(DOCUMENT PASSAGE):
Cold War Civil Rights.

I was surprised by the passage of the criminal reform bill in the Senate. https://www.democraticunderground.com/10142226626

We know that the bill has been in the works since Pres. Obama's administration with Loretta Lynch's DOJ investigations of some egregious police departments' practices and corruption. All of that and more the attorney general implemented while obstructionist Republicans blocked the reform bill, not wanting to give Obama a win.

I've read of the bill that's not as sweeping as I'd hoped and all sorts of reasons for its passage from 45 saving himself, his family and friends to helping white opioid addicts to, of course, it's easier to pass now since the country is on board because of the opioid crisis, and the Repugs are worried about 2020 elections, if not saving themselves from prison as well.

This happening now reminded me of another article on the history of Russia using America's "Negro Problem" to discredit the country. The article included a bit that I'd overlooked.

The beginning of the Cold War coincided with the beginning of the civil rights movement, and the two became intertwined—both in how the Soviets used the racial strife, and how the Cold War propelled the cause of civil rights forward. “Early on in the Cold War, there was a recognition that the U.S. couldn’t lead the world if it was seen as repressing people of color,” says Mary Dudziak, a legal historian at Emory, whose book Cold War Civil Rights is the seminal work on the topic.

(SUPPLIED DATA):

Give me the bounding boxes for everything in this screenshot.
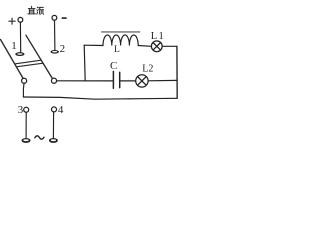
minus sign of DC source [62,17,66,19]
AC terminal ellipse left [22,138,31,143]
label L1 [151,31,165,42]
AC contact circle 4 [52,107,57,112]
capacitor C plates [113,71,119,88]
top branch wire into inductor [84,44,103,46]
wire lamp L2 to right rail [148,79,177,81]
lamp L2 (circle with X) [136,75,148,87]
wire contact 3 down to AC terminal [25,112,27,138]
contact 1 ellipse [15,52,24,56]
svg-text:C: C [110,60,117,72]
switch blade 2 [26,35,53,78]
right rail [176,46,178,98]
wire - terminal down to contact 2 [54,20,56,50]
AC tilde symbol [35,136,44,139]
svg-text:1: 1 [11,40,17,52]
label C [110,60,117,72]
wire capacitor to lamp L2 [121,80,136,82]
bottom rail wire [23,97,177,99]
lamp L1 (circle with X) [151,41,162,52]
svg-text:3: 3 [18,104,24,116]
svg-text:2: 2 [60,43,66,55]
plus sign of DC source [9,18,15,24]
label L [114,45,120,55]
label 直流 (DC) hand-drawn strokes [28,6,44,14]
svg-text:L2: L2 [142,63,153,74]
wire pole 2 to capacitor branch [57,80,113,82]
wire lamp L1 to right rail [162,45,177,47]
inductor iron core line [102,31,140,33]
AC contact circle 3 [24,107,29,112]
wire inductor to lamp L1 [138,45,151,48]
DC negative terminal circle [52,15,57,20]
switch crossbar (two parallel lines) [15,60,43,66]
wire + terminal down to contact 1 [19,22,21,52]
wire pole 1 down to bottom rail [22,83,25,97]
label 3 [18,104,24,116]
label 4 [58,104,64,116]
contact 2 ellipse [51,50,59,54]
left rail of load loop [84,45,85,81]
svg-text:L: L [114,45,120,55]
label 1 [11,40,17,52]
pivot circle pole 1 [22,78,27,83]
wire contact 4 down to AC terminal [52,112,54,138]
AC terminal ellipse right [49,138,58,143]
label L2 [142,63,153,74]
pivot circle pole 2 [51,78,56,83]
svg-text:L1: L1 [151,31,165,42]
svg-text:4: 4 [58,104,64,116]
switch blade 1 [1,40,24,79]
label 2 [60,43,66,55]
DC positive terminal circle [18,17,23,22]
inductor L coil [103,35,138,46]
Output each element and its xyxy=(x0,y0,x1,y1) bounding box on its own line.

(TO BE DONE):
• 1. Answer these questions about the Cold War civil rights post:
(a) Whose DOJ carried out investigations of some police departments' practices and corruption?
(b) According to the article the writer recalls, what did Russia use to discredit America?
(c) At which institution is Mary Dudziak a legal historian?
• 2. Can you transcribe the records from the line with "minus sign of DC source [62,17,66,19]" up to and including the line with "wire lamp L1 to right rail [162,45,177,47]"?
The text and the records were drawn from unrelated sources.

(RESPONSES TO THE EXERCISE):
• 1.
(a) Loretta Lynch's
(b) America's "Negro Problem"
(c) Emory

• 2.
minus sign of DC source [62,17,66,19]
AC terminal ellipse left [22,138,31,143]
label L1 [151,31,165,42]
AC contact circle 4 [52,107,57,112]
capacitor C plates [113,71,119,88]
top branch wire into inductor [84,44,103,46]
wire lamp L2 to right rail [148,79,177,81]
lamp L2 (circle with X) [136,75,148,87]
wire contact 3 down to AC terminal [25,112,27,138]
contact 1 ellipse [15,52,24,56]
svg-text:C: C [110,60,117,72]
switch blade 2 [26,35,53,78]
right rail [176,46,178,98]
wire - terminal down to contact 2 [54,20,56,50]
AC tilde symbol [35,136,44,139]
svg-text:1: 1 [11,40,17,52]
label C [110,60,117,72]
wire capacitor to lamp L2 [121,80,136,82]
bottom rail wire [23,97,177,99]
lamp L1 (circle with X) [151,41,162,52]
svg-text:3: 3 [18,104,24,116]
svg-text:2: 2 [60,43,66,55]
plus sign of DC source [9,18,15,24]
label L [114,45,120,55]
label 直流 (DC) hand-drawn strokes [28,6,44,14]
svg-text:L2: L2 [142,63,153,74]
wire pole 2 to capacitor branch [57,80,113,82]
wire lamp L1 to right rail [162,45,177,47]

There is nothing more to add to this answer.